» **PROBLEM TO WORK ON**: Select from the data all lines with the word "vehicle".

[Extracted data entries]

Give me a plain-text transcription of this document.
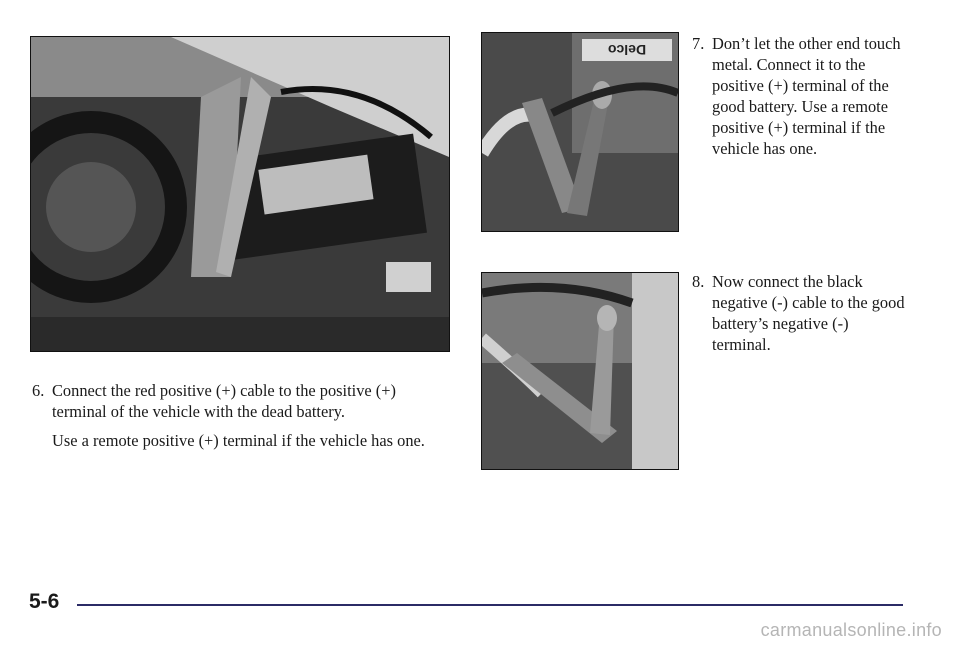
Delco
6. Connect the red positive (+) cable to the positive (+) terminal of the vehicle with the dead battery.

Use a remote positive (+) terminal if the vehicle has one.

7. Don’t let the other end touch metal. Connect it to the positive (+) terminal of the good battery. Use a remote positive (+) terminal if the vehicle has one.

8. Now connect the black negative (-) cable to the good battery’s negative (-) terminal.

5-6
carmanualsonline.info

--

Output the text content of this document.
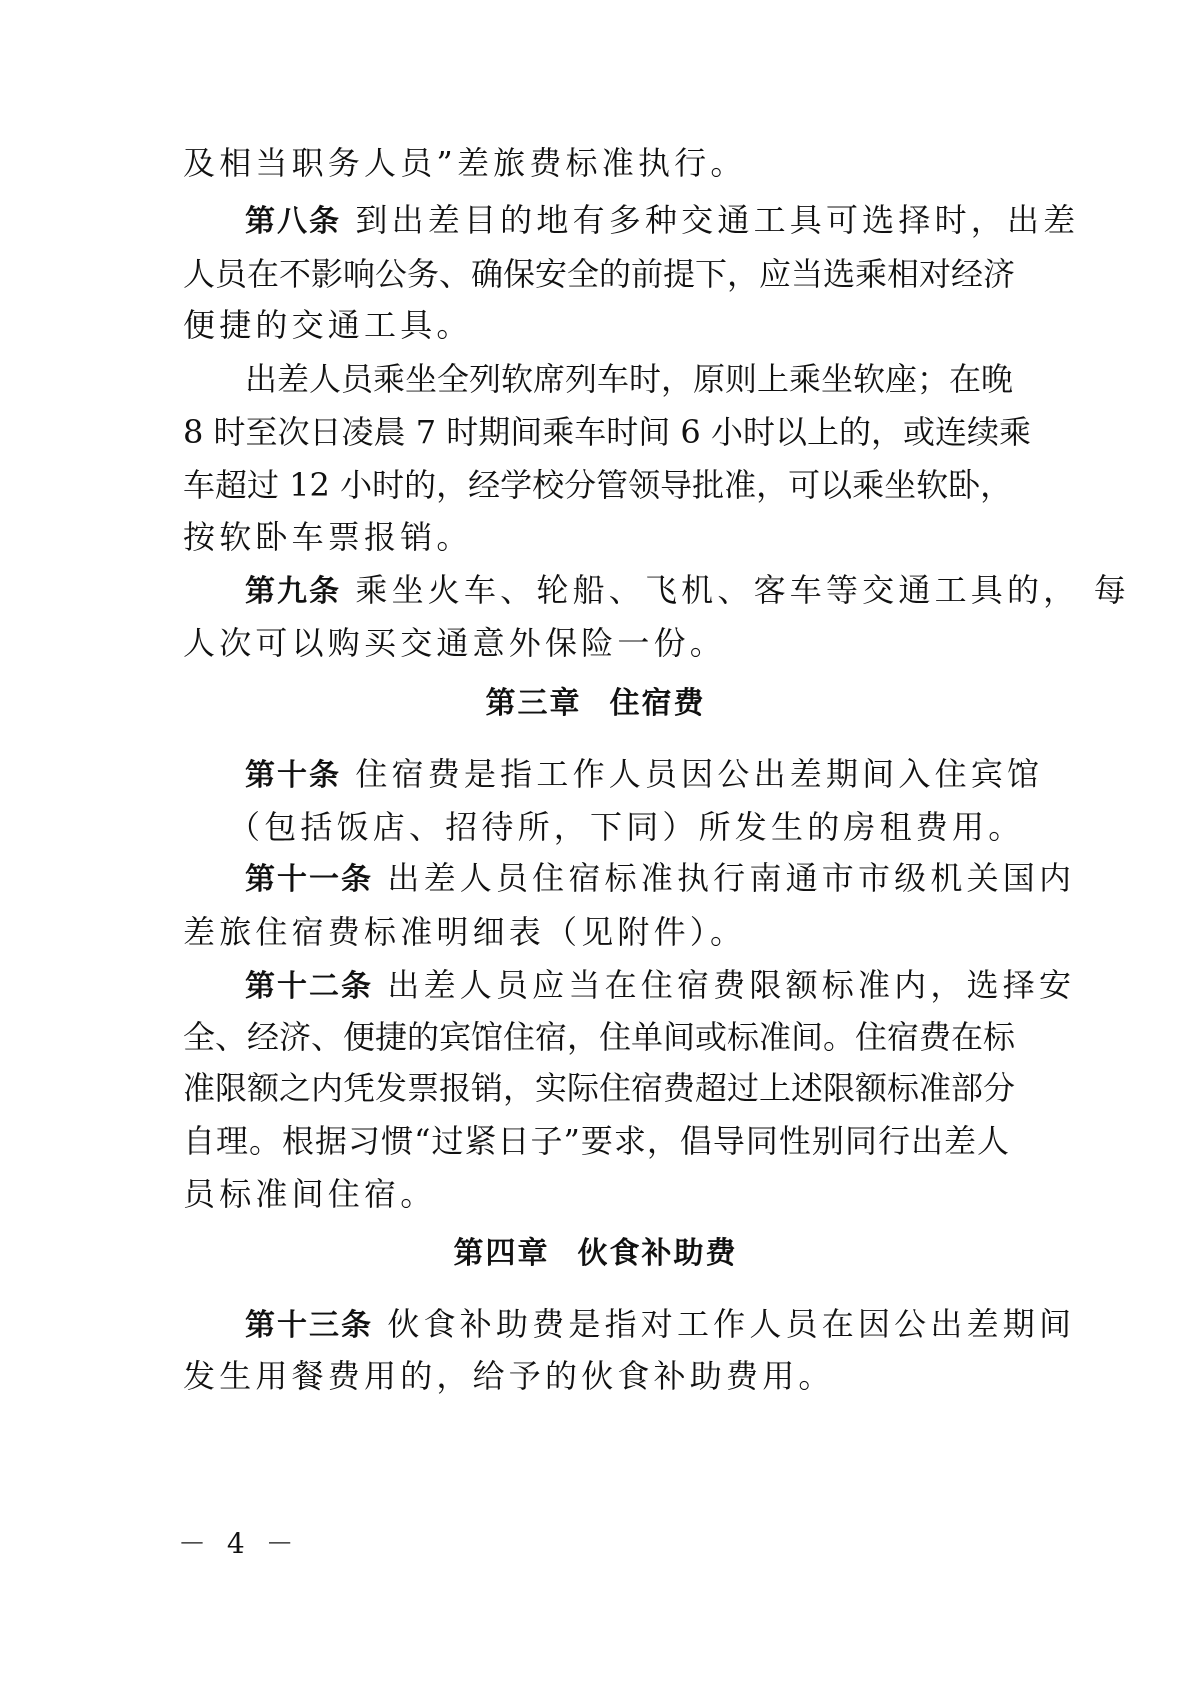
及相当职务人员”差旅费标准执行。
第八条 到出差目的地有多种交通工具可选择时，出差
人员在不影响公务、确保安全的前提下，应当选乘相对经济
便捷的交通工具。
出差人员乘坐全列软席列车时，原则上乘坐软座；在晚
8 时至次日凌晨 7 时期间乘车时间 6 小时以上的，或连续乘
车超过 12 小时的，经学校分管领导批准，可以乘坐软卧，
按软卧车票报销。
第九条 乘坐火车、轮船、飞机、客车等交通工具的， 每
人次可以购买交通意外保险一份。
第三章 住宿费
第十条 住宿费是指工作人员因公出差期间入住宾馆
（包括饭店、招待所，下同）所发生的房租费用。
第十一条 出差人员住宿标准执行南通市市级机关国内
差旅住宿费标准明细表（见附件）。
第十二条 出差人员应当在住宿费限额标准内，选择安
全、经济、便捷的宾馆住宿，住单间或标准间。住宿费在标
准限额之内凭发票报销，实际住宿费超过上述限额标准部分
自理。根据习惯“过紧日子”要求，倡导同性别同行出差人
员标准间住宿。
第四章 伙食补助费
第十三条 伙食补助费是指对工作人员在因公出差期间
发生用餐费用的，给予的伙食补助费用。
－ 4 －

» **WORKED SOLUTION**:
6. Connect the red positive (+) cable to the positive (+) terminal of the vehicle with the dead battery.
Use a remote positive (+) terminal if the vehicle has one.
7. Don’t let the other end touch metal. Connect it to the positive (+) terminal of the good battery. Use a remote positive (+) terminal if the vehicle has one.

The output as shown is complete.